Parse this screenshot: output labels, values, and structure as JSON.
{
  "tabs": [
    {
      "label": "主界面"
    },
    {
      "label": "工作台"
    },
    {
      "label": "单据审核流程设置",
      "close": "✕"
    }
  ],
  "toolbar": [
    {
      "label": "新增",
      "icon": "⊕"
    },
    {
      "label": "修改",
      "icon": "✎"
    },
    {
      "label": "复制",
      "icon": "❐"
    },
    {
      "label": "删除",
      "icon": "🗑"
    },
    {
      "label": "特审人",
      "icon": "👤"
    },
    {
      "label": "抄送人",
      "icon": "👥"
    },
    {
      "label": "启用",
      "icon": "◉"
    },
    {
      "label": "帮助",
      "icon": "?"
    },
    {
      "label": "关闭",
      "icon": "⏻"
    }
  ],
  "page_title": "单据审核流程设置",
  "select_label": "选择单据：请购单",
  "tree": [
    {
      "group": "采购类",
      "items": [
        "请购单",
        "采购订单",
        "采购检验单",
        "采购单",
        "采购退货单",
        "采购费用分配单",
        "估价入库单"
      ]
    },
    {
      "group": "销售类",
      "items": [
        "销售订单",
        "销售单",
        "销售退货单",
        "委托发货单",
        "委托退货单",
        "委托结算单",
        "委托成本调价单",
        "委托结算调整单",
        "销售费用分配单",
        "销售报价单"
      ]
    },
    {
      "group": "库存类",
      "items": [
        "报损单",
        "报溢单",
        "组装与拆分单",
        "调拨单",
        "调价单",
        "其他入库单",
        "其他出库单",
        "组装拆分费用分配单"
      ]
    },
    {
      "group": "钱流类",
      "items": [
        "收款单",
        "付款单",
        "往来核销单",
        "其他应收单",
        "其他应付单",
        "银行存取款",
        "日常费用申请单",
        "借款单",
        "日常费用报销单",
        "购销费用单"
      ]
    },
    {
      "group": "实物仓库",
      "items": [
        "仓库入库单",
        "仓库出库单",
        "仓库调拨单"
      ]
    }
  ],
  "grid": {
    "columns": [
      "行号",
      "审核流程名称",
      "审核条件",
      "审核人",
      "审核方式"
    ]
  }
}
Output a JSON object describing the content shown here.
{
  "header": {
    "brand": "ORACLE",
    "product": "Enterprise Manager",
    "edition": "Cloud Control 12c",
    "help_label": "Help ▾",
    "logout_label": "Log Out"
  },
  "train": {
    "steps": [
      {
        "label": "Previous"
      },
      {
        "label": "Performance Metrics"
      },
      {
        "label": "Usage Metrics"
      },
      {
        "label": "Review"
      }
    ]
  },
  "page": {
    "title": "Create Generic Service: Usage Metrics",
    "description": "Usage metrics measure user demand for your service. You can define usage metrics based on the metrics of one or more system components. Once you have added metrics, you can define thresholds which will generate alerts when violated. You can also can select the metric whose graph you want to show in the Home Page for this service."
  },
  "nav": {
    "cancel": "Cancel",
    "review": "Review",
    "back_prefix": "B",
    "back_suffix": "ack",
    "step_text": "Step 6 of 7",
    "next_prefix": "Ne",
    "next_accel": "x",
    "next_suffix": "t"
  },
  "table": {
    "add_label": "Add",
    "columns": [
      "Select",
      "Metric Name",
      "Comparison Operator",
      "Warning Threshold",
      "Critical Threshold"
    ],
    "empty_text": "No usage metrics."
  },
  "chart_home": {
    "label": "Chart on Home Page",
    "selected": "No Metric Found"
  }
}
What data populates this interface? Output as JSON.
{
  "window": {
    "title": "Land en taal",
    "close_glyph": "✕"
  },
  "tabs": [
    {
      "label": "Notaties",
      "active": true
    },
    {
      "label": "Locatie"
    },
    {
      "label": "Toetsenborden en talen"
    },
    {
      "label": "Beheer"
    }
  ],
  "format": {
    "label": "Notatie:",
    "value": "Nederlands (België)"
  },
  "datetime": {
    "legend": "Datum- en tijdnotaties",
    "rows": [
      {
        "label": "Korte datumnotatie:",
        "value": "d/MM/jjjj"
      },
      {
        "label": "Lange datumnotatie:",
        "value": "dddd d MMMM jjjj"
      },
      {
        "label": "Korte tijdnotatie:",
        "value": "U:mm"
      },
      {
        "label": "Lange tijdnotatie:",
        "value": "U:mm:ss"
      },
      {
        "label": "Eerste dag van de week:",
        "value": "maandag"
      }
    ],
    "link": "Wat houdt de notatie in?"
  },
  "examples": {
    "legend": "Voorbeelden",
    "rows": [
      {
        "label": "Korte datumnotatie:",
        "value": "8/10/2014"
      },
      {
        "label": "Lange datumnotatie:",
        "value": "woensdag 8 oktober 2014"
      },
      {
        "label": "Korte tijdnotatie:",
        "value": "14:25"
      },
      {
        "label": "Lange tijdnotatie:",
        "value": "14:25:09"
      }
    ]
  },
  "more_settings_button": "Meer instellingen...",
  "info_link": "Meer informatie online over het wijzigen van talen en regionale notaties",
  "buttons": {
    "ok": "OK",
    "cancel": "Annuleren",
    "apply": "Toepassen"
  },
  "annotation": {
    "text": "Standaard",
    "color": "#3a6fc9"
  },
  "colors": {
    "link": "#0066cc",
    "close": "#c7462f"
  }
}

▶ [What is required]:
Collect each line of the entries that has the word "单据审核流程设置", copying it in full.

▶ [Output for this task]:
      "label": "单据审核流程设置",
  "page_title": "单据审核流程设置",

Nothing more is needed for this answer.